[Extracted records]
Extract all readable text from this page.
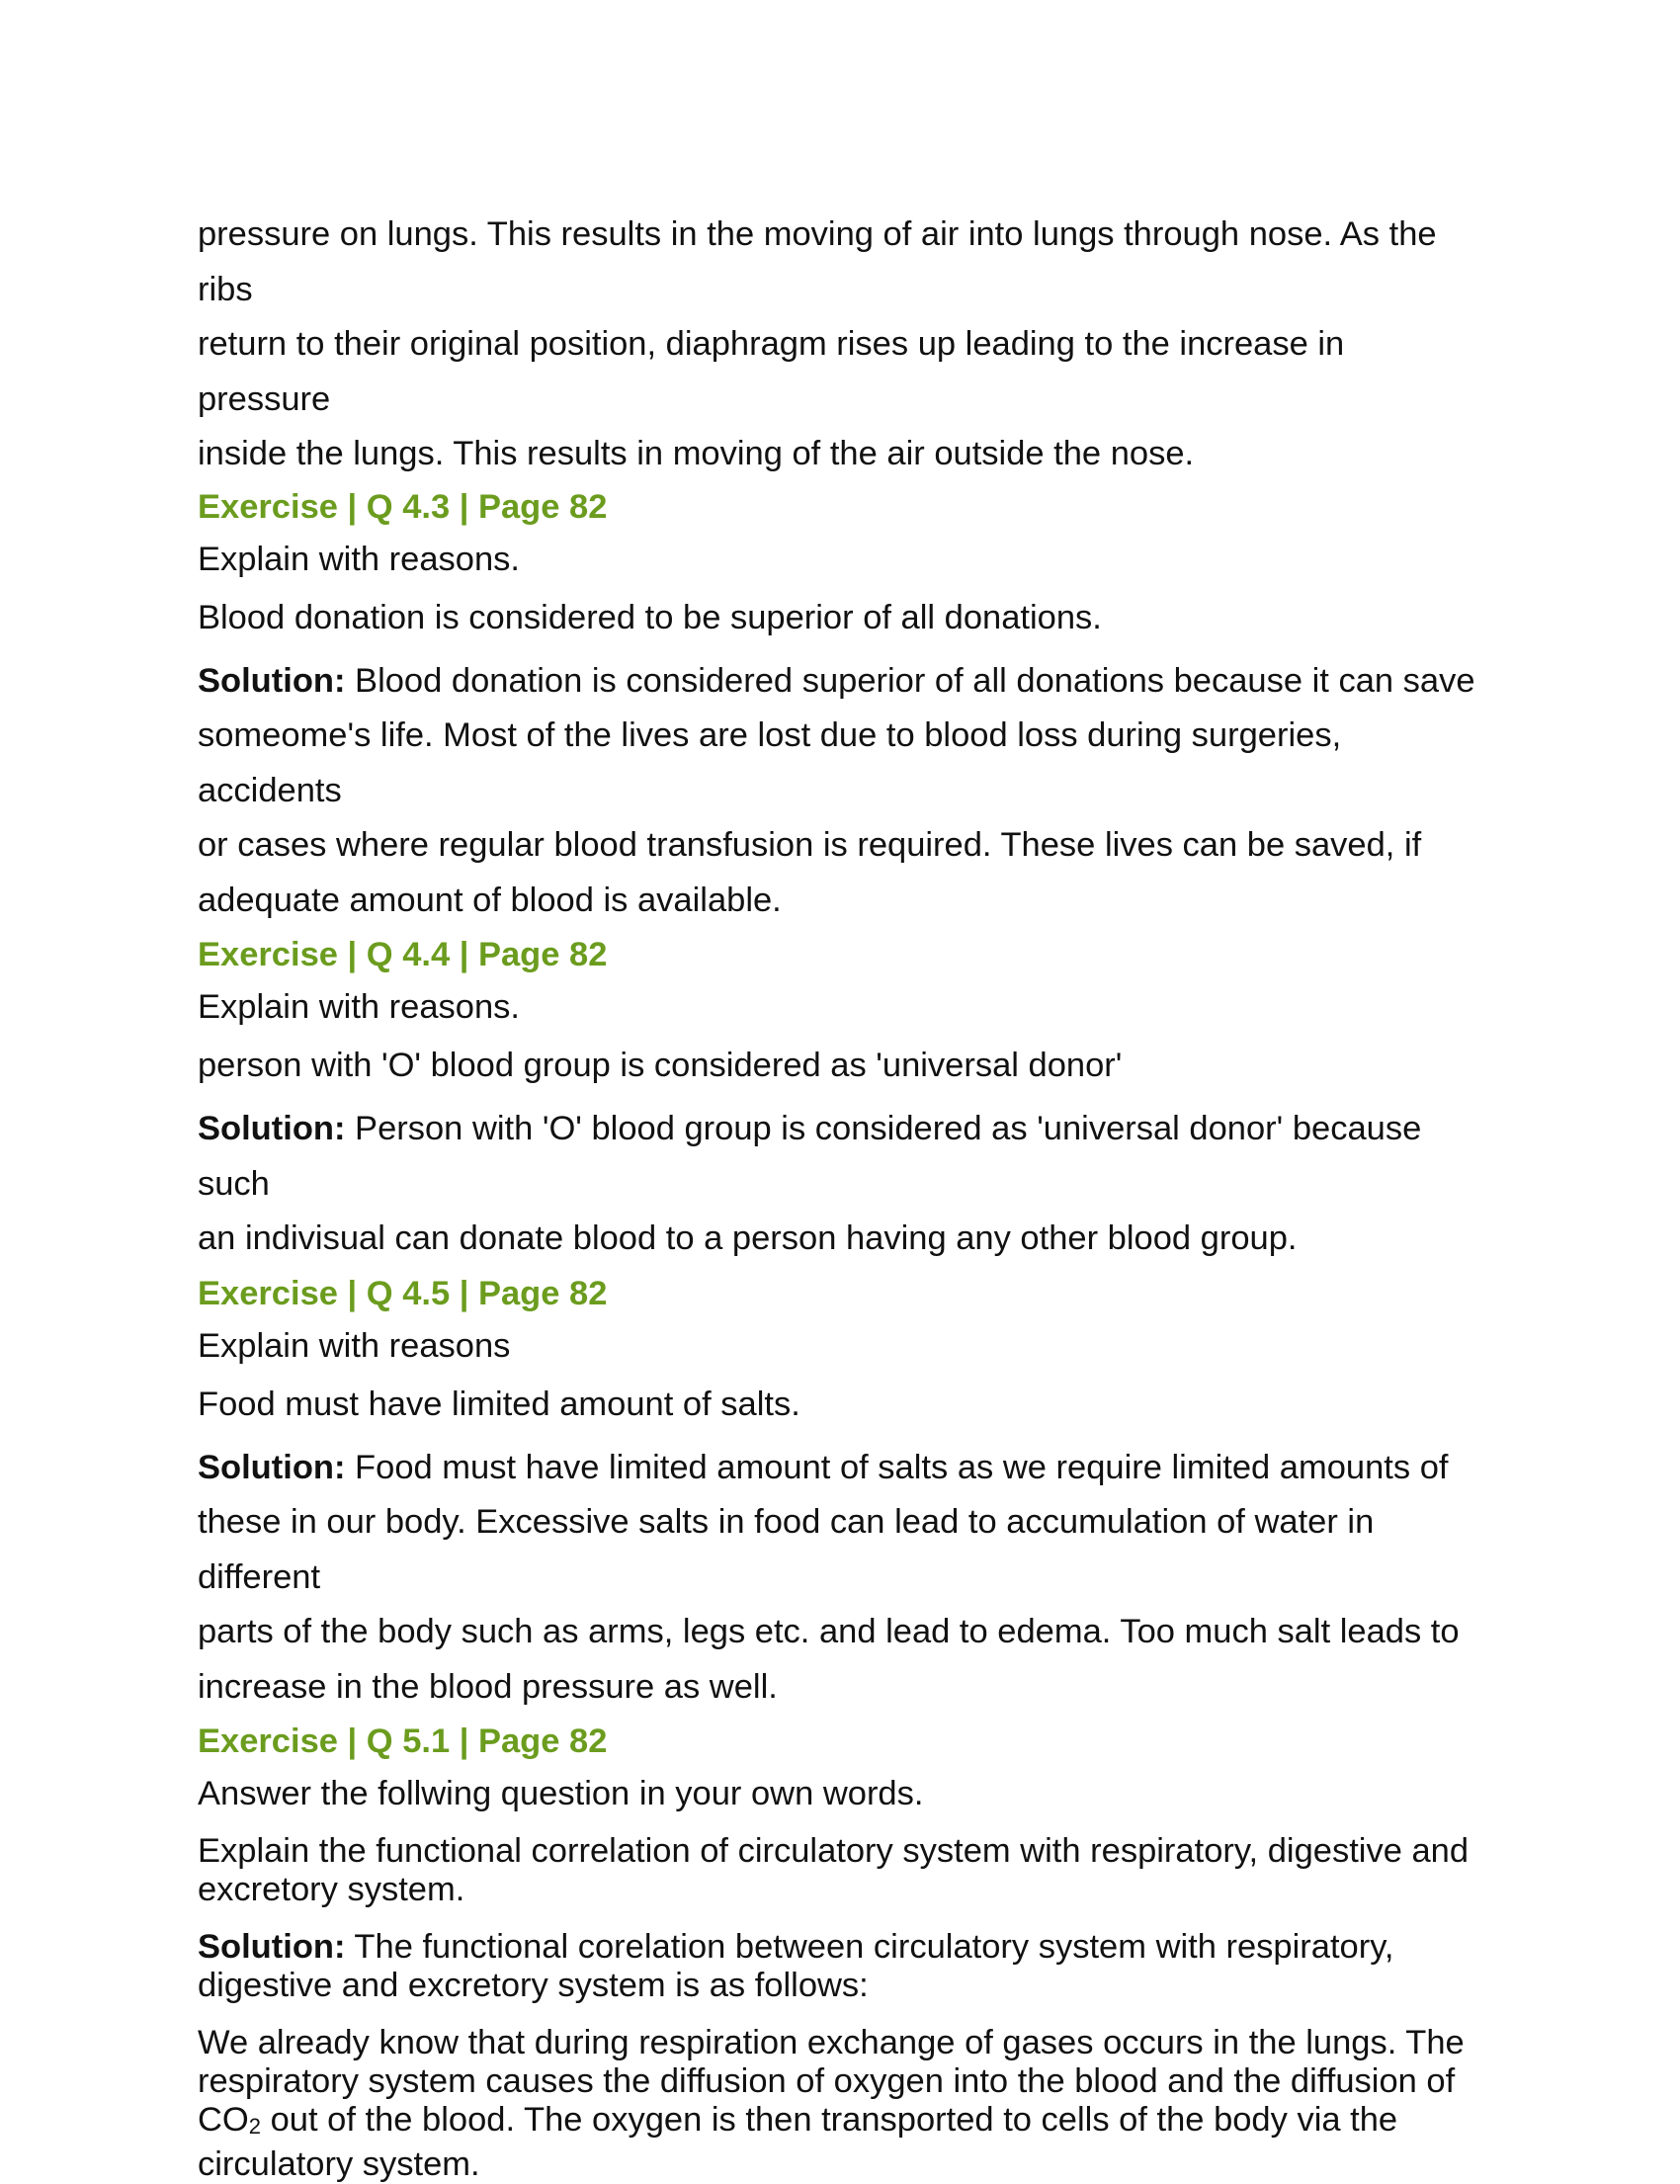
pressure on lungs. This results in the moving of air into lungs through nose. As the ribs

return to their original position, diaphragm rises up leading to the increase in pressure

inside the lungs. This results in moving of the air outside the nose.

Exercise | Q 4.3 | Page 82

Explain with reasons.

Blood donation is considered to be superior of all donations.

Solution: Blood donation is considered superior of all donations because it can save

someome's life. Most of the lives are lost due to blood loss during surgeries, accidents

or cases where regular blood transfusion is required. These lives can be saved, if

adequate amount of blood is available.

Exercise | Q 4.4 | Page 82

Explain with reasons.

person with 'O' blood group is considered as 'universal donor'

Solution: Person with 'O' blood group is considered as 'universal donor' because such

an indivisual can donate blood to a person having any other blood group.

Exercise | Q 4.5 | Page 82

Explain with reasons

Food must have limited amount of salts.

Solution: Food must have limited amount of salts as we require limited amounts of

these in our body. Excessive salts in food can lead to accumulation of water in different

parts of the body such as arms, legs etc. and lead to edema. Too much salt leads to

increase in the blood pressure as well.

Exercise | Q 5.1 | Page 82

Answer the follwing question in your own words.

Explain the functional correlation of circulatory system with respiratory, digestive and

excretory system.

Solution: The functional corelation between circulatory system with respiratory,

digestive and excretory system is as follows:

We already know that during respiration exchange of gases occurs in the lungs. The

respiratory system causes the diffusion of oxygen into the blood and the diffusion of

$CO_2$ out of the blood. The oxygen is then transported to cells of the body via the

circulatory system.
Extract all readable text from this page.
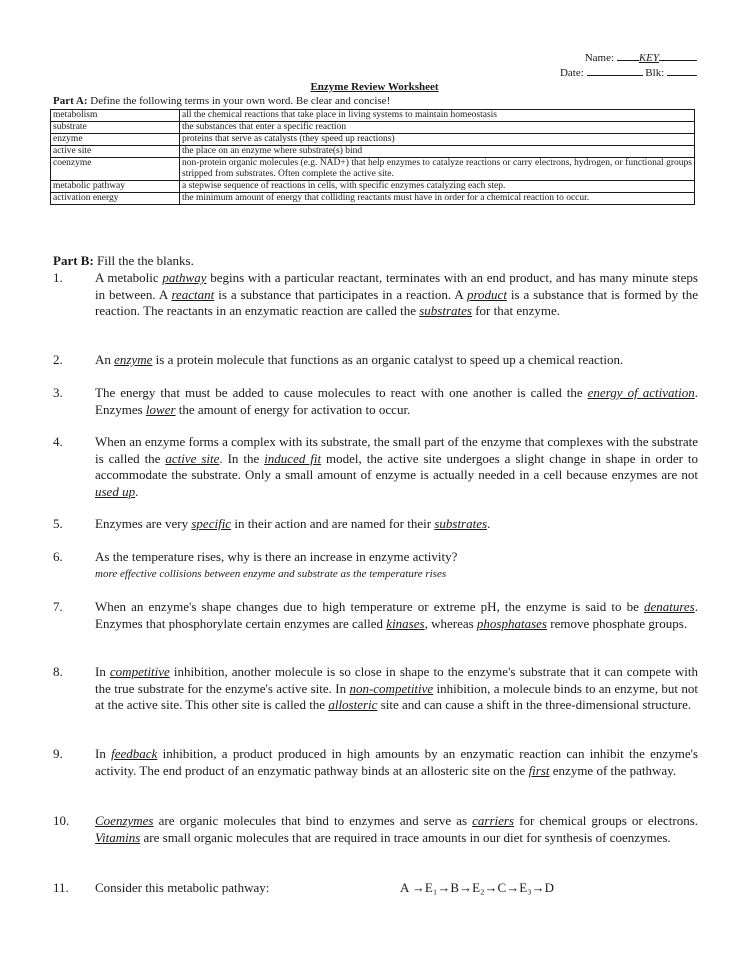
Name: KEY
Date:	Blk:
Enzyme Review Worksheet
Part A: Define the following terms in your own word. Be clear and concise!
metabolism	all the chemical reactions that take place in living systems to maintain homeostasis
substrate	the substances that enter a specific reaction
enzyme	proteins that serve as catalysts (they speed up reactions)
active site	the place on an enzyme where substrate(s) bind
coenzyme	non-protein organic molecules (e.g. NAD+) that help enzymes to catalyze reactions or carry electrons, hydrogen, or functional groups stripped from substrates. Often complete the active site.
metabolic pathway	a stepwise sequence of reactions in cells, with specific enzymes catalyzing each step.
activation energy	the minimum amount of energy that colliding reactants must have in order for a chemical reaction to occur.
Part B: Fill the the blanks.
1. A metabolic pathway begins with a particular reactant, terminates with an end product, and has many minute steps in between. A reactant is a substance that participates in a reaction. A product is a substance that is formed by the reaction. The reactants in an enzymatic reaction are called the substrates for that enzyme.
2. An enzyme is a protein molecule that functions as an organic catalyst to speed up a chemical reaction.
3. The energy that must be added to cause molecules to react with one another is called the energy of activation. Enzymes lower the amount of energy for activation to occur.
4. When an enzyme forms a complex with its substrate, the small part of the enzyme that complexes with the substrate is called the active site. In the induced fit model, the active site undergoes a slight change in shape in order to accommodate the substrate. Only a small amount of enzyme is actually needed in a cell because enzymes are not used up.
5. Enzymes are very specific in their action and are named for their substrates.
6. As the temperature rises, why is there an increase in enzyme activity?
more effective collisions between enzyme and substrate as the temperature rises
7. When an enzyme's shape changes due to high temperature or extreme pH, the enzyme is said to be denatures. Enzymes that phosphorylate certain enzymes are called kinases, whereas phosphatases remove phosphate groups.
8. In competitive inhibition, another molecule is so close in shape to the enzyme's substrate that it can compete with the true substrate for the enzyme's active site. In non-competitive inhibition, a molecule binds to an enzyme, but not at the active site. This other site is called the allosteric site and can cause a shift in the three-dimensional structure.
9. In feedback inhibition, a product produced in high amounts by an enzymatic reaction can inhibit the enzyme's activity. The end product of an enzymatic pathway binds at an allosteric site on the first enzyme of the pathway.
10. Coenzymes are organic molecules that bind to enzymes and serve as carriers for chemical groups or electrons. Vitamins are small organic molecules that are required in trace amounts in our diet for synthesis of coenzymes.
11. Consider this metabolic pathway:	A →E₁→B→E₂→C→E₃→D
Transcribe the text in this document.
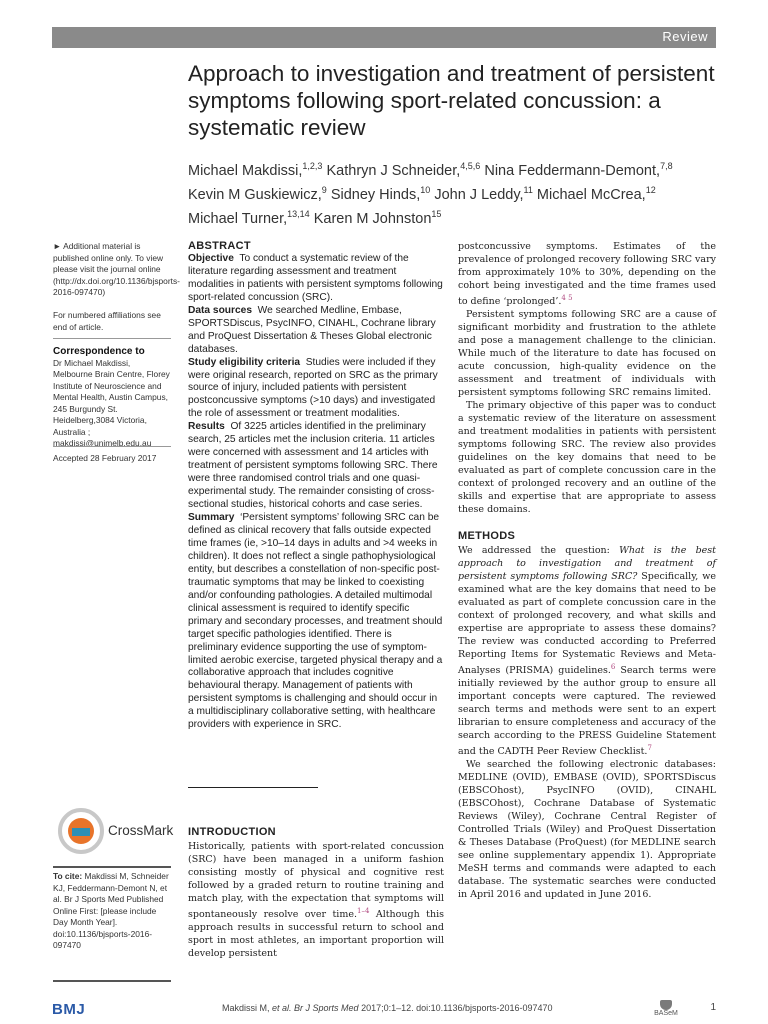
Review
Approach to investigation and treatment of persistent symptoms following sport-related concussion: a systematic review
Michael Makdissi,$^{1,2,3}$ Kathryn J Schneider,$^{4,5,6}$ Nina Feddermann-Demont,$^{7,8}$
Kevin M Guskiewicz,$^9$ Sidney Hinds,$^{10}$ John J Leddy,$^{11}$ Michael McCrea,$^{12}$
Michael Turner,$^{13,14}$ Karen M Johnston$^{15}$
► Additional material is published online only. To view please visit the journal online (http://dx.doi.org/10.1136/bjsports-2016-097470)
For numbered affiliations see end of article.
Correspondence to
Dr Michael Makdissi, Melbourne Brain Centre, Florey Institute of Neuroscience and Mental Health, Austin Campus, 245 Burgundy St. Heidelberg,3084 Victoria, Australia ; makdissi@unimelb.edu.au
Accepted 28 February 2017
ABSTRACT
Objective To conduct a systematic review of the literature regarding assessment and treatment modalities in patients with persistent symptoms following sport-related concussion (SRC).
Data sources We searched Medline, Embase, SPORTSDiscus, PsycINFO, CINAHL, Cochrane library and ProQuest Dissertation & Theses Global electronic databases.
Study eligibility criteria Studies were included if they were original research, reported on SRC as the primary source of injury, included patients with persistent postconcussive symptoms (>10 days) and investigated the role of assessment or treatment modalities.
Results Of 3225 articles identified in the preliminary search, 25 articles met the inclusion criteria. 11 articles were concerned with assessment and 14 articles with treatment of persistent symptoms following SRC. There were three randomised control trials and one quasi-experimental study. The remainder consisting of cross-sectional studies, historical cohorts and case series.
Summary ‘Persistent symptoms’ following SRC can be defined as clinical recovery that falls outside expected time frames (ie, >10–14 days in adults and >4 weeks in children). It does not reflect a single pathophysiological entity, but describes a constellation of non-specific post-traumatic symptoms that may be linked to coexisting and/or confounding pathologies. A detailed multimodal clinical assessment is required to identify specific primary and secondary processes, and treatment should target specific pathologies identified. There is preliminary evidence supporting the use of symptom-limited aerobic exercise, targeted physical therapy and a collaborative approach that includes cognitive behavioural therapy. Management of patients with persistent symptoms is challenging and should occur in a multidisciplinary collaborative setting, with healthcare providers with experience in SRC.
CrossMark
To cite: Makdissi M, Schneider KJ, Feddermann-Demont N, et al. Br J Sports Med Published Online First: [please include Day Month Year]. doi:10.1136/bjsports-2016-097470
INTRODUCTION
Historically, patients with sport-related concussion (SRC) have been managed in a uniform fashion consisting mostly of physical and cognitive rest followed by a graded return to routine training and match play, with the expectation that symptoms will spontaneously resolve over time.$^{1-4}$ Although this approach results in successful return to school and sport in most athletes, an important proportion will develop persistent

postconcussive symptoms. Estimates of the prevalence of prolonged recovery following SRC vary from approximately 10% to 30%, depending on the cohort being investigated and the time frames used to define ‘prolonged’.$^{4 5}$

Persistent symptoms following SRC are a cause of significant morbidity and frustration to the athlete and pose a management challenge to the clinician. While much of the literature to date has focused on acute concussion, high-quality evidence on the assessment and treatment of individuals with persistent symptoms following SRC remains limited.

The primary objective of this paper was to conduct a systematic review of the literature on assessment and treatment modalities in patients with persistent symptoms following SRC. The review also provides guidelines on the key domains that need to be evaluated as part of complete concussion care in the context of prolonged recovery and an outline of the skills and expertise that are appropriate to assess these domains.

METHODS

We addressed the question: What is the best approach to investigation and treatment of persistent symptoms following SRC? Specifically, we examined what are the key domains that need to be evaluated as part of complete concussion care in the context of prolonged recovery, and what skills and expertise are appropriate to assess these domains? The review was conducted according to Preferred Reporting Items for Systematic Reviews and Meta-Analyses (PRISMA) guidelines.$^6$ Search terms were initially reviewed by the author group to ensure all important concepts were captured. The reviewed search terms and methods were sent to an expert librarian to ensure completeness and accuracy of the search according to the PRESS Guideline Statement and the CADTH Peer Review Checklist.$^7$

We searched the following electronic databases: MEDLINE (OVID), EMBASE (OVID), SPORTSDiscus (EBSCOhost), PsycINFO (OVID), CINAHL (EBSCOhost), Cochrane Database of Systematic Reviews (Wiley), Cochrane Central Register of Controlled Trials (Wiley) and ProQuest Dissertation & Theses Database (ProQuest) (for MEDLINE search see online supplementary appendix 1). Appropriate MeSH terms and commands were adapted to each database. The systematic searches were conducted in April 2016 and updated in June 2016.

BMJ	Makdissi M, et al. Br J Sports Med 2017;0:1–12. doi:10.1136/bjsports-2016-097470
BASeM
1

▸ Your goal
Show the lines of the records that include the string "pressure".

▸ Exercise result
pressure on lungs. This results in the moving of air into lungs through nose. As the ribs
return to their original position, diaphragm rises up leading to the increase in pressure
increase in the blood pressure as well.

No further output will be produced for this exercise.